───── MATERIALS PROVIDED ─────
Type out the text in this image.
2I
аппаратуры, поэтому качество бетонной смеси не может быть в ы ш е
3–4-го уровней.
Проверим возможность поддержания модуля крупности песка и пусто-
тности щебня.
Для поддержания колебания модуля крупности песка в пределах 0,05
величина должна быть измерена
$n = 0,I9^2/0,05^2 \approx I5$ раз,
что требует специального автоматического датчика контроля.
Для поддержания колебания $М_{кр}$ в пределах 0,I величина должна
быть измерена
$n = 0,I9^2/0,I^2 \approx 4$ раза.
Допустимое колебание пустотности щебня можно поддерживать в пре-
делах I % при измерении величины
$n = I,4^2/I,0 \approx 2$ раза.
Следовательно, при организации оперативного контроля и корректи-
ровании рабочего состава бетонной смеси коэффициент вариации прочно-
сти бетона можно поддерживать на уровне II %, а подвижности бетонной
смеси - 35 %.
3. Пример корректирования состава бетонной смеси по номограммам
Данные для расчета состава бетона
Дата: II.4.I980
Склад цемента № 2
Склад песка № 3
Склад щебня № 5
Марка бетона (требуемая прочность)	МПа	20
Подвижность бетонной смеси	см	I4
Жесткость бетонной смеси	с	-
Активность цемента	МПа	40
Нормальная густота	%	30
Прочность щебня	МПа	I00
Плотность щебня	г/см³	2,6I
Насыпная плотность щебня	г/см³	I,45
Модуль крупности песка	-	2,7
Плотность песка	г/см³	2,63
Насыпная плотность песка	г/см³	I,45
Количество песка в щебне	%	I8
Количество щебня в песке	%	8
─────
Make an exact copy of all the data.

Type out the text in this image.
2I
аппаратуры, поэтому качество бетонной смеси не может быть в ы ш е
3–4-го уровней.
Проверим возможность поддержания модуля крупности песка и пусто-
тности щебня.
Для поддержания колебания модуля крупности песка в пределах 0,05
величина должна быть измерена
$n = 0,I9^2/0,05^2 \approx I5$ раз,
что требует специального автоматического датчика контроля.
Для поддержания колебания $М_{кр}$ в пределах 0,I величина должна
быть измерена
$n = 0,I9^2/0,I^2 \approx 4$ раза.
Допустимое колебание пустотности щебня можно поддерживать в пре-
делах I % при измерении величины
$n = I,4^2/I,0 \approx 2$ раза.
Следовательно, при организации оперативного контроля и корректи-
ровании рабочего состава бетонной смеси коэффициент вариации прочно-
сти бетона можно поддерживать на уровне II %, а подвижности бетонной
смеси - 35 %.
3. Пример корректирования состава бетонной смеси по номограммам
Данные для расчета состава бетона
Дата: II.4.I980
Склад цемента № 2
Склад песка № 3
Склад щебня № 5
Марка бетона (требуемая прочность)	МПа	20
Подвижность бетонной смеси	см	I4
Жесткость бетонной смеси	с	-
Активность цемента	МПа	40
Нормальная густота	%	30
Прочность щебня	МПа	I00
Плотность щебня	г/см³	2,6I
Насыпная плотность щебня	г/см³	I,45
Модуль крупности песка	-	2,7
Плотность песка	г/см³	2,63
Насыпная плотность песка	г/см³	I,45
Количество песка в щебне	%	I8
Количество щебня в песке	%	8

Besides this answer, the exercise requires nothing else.